▶ _WHAT YOU HAVE TO DO_
Below is a set of records; print all of them exactly as written.

▶ _DATASET_
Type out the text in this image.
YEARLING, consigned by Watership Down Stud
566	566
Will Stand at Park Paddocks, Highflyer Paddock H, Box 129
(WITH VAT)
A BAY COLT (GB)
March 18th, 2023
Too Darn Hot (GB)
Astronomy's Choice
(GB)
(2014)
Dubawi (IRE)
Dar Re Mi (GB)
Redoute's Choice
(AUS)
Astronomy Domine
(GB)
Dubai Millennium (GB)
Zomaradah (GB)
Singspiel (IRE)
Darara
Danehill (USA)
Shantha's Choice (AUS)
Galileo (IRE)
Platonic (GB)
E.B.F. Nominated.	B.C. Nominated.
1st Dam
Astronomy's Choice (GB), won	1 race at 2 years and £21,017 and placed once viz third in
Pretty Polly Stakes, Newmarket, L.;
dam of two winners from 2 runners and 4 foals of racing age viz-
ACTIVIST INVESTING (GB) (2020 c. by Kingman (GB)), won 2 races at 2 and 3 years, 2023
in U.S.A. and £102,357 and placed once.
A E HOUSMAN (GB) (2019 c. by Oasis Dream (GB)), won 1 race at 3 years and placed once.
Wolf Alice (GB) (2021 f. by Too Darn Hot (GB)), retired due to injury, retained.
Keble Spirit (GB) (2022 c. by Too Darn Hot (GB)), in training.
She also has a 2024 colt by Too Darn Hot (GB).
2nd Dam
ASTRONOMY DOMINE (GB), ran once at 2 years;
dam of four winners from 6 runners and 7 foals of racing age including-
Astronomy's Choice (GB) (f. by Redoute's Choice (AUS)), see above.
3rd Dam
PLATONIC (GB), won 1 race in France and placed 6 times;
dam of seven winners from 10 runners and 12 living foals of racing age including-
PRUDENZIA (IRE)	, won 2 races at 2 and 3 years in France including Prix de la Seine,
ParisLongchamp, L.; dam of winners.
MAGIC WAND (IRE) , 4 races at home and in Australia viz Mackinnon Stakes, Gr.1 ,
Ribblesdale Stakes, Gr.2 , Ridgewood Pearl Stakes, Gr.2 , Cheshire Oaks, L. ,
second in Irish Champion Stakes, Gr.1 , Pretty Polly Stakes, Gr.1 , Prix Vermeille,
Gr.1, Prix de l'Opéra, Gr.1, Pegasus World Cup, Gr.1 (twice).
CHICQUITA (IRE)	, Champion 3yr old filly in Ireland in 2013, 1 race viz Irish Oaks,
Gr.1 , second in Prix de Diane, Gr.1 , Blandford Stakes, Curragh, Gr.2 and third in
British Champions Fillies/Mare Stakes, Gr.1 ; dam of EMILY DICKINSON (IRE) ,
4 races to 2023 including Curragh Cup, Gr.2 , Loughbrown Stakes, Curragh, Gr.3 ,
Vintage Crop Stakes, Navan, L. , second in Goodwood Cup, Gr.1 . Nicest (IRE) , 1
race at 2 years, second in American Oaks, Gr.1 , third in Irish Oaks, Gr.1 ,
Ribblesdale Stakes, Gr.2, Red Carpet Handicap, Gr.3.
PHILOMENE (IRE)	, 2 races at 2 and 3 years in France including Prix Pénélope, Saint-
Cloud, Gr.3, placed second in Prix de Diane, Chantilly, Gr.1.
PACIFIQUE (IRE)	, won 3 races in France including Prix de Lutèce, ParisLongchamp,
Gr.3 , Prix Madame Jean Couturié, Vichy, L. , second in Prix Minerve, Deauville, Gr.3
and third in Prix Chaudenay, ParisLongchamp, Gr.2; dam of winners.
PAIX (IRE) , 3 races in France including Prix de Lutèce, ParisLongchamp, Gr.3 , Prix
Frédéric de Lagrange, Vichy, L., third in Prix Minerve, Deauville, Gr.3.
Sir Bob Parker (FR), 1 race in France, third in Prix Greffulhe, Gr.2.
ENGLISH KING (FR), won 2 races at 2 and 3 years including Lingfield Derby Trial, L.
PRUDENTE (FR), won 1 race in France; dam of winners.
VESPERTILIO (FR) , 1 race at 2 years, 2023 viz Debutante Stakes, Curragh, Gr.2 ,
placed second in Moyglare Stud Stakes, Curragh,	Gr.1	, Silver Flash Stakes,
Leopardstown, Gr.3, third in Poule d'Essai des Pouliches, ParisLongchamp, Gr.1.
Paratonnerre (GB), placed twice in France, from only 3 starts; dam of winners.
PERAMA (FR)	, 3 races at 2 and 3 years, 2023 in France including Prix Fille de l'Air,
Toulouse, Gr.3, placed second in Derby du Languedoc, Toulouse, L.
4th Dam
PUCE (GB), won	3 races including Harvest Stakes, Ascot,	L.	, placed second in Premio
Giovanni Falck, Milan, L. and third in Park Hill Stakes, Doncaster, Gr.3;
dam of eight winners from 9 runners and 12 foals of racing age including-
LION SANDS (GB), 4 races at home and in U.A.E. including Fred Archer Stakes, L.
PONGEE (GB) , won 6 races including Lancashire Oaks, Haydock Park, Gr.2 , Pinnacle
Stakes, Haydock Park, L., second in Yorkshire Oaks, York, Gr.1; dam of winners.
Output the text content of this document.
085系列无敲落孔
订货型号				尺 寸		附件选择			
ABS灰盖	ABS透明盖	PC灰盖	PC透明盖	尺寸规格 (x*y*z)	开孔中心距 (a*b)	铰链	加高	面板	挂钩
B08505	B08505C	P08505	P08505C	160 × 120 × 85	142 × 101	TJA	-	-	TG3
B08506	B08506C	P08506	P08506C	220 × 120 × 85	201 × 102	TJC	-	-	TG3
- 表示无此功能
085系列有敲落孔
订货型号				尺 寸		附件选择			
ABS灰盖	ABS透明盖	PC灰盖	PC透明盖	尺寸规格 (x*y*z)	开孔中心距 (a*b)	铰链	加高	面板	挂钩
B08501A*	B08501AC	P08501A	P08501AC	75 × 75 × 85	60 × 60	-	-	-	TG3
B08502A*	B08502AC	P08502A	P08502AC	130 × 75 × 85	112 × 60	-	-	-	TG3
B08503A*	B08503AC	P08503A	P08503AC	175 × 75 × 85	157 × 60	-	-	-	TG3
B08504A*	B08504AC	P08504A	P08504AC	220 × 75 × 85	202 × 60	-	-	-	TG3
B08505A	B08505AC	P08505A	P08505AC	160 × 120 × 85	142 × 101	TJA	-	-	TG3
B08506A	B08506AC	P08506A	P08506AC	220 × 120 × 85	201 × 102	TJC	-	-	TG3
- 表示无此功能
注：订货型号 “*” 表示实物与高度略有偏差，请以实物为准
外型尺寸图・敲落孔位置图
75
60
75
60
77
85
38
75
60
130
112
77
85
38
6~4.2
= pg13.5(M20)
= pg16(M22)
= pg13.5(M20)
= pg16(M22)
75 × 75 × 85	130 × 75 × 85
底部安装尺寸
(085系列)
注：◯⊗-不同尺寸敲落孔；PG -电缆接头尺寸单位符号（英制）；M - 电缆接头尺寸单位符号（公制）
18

▶ _EXERCISE ANSWER_
Type out the text in this image.
YEARLING, consigned by Watership Down Stud
566	566
Will Stand at Park Paddocks, Highflyer Paddock H, Box 129
(WITH VAT)
A BAY COLT (GB)
March 18th, 2023
Too Darn Hot (GB)
Astronomy's Choice
(GB)
(2014)
Dubawi (IRE)
Dar Re Mi (GB)
Redoute's Choice
(AUS)
Astronomy Domine
(GB)
Dubai Millennium (GB)
Zomaradah (GB)
Singspiel (IRE)
Darara
Danehill (USA)
Shantha's Choice (AUS)
Galileo (IRE)
Platonic (GB)
E.B.F. Nominated.	B.C. Nominated.
1st Dam
Astronomy's Choice (GB), won	1 race at 2 years and £21,017 and placed once viz third in
Pretty Polly Stakes, Newmarket, L.;
dam of two winners from 2 runners and 4 foals of racing age viz-
ACTIVIST INVESTING (GB) (2020 c. by Kingman (GB)), won 2 races at 2 and 3 years, 2023
in U.S.A. and £102,357 and placed once.
A E HOUSMAN (GB) (2019 c. by Oasis Dream (GB)), won 1 race at 3 years and placed once.
Wolf Alice (GB) (2021 f. by Too Darn Hot (GB)), retired due to injury, retained.
Keble Spirit (GB) (2022 c. by Too Darn Hot (GB)), in training.
She also has a 2024 colt by Too Darn Hot (GB).
2nd Dam
ASTRONOMY DOMINE (GB), ran once at 2 years;
dam of four winners from 6 runners and 7 foals of racing age including-
Astronomy's Choice (GB) (f. by Redoute's Choice (AUS)), see above.
3rd Dam
PLATONIC (GB), won 1 race in France and placed 6 times;
dam of seven winners from 10 runners and 12 living foals of racing age including-
PRUDENZIA (IRE)	, won 2 races at 2 and 3 years in France including Prix de la Seine,
ParisLongchamp, L.; dam of winners.
MAGIC WAND (IRE) , 4 races at home and in Australia viz Mackinnon Stakes, Gr.1 ,
Ribblesdale Stakes, Gr.2 , Ridgewood Pearl Stakes, Gr.2 , Cheshire Oaks, L. ,
second in Irish Champion Stakes, Gr.1 , Pretty Polly Stakes, Gr.1 , Prix Vermeille,
Gr.1, Prix de l'Opéra, Gr.1, Pegasus World Cup, Gr.1 (twice).
CHICQUITA (IRE)	, Champion 3yr old filly in Ireland in 2013, 1 race viz Irish Oaks,
Gr.1 , second in Prix de Diane, Gr.1 , Blandford Stakes, Curragh, Gr.2 and third in
British Champions Fillies/Mare Stakes, Gr.1 ; dam of EMILY DICKINSON (IRE) ,
4 races to 2023 including Curragh Cup, Gr.2 , Loughbrown Stakes, Curragh, Gr.3 ,
Vintage Crop Stakes, Navan, L. , second in Goodwood Cup, Gr.1 . Nicest (IRE) , 1
race at 2 years, second in American Oaks, Gr.1 , third in Irish Oaks, Gr.1 ,
Ribblesdale Stakes, Gr.2, Red Carpet Handicap, Gr.3.
PHILOMENE (IRE)	, 2 races at 2 and 3 years in France including Prix Pénélope, Saint-
Cloud, Gr.3, placed second in Prix de Diane, Chantilly, Gr.1.
PACIFIQUE (IRE)	, won 3 races in France including Prix de Lutèce, ParisLongchamp,
Gr.3 , Prix Madame Jean Couturié, Vichy, L. , second in Prix Minerve, Deauville, Gr.3
and third in Prix Chaudenay, ParisLongchamp, Gr.2; dam of winners.
PAIX (IRE) , 3 races in France including Prix de Lutèce, ParisLongchamp, Gr.3 , Prix
Frédéric de Lagrange, Vichy, L., third in Prix Minerve, Deauville, Gr.3.
Sir Bob Parker (FR), 1 race in France, third in Prix Greffulhe, Gr.2.
ENGLISH KING (FR), won 2 races at 2 and 3 years including Lingfield Derby Trial, L.
PRUDENTE (FR), won 1 race in France; dam of winners.
VESPERTILIO (FR) , 1 race at 2 years, 2023 viz Debutante Stakes, Curragh, Gr.2 ,
placed second in Moyglare Stud Stakes, Curragh,	Gr.1	, Silver Flash Stakes,
Leopardstown, Gr.3, third in Poule d'Essai des Pouliches, ParisLongchamp, Gr.1.
Paratonnerre (GB), placed twice in France, from only 3 starts; dam of winners.
PERAMA (FR)	, 3 races at 2 and 3 years, 2023 in France including Prix Fille de l'Air,
Toulouse, Gr.3, placed second in Derby du Languedoc, Toulouse, L.
4th Dam
PUCE (GB), won	3 races including Harvest Stakes, Ascot,	L.	, placed second in Premio
Giovanni Falck, Milan, L. and third in Park Hill Stakes, Doncaster, Gr.3;
dam of eight winners from 9 runners and 12 foals of racing age including-
LION SANDS (GB), 4 races at home and in U.A.E. including Fred Archer Stakes, L.
PONGEE (GB) , won 6 races including Lancashire Oaks, Haydock Park, Gr.2 , Pinnacle
Stakes, Haydock Park, L., second in Yorkshire Oaks, York, Gr.1; dam of winners.
Output the text content of this document.
085系列无敲落孔
订货型号				尺 寸		附件选择			
ABS灰盖	ABS透明盖	PC灰盖	PC透明盖	尺寸规格 (x*y*z)	开孔中心距 (a*b)	铰链	加高	面板	挂钩
B08505	B08505C	P08505	P08505C	160 × 120 × 85	142 × 101	TJA	-	-	TG3
B08506	B08506C	P08506	P08506C	220 × 120 × 85	201 × 102	TJC	-	-	TG3
- 表示无此功能
085系列有敲落孔
订货型号				尺 寸		附件选择			
ABS灰盖	ABS透明盖	PC灰盖	PC透明盖	尺寸规格 (x*y*z)	开孔中心距 (a*b)	铰链	加高	面板	挂钩
B08501A*	B08501AC	P08501A	P08501AC	75 × 75 × 85	60 × 60	-	-	-	TG3
B08502A*	B08502AC	P08502A	P08502AC	130 × 75 × 85	112 × 60	-	-	-	TG3
B08503A*	B08503AC	P08503A	P08503AC	175 × 75 × 85	157 × 60	-	-	-	TG3
B08504A*	B08504AC	P08504A	P08504AC	220 × 75 × 85	202 × 60	-	-	-	TG3
B08505A	B08505AC	P08505A	P08505AC	160 × 120 × 85	142 × 101	TJA	-	-	TG3
B08506A	B08506AC	P08506A	P08506AC	220 × 120 × 85	201 × 102	TJC	-	-	TG3
- 表示无此功能
注：订货型号 “*” 表示实物与高度略有偏差，请以实物为准
外型尺寸图・敲落孔位置图
75
60
75
60
77
85
38
75
60
130
112
77
85
38
6~4.2
= pg13.5(M20)
= pg16(M22)
= pg13.5(M20)
= pg16(M22)
75 × 75 × 85	130 × 75 × 85
底部安装尺寸
(085系列)
注：◯⊗-不同尺寸敲落孔；PG -电缆接头尺寸单位符号（英制）；M - 电缆接头尺寸单位符号（公制）
18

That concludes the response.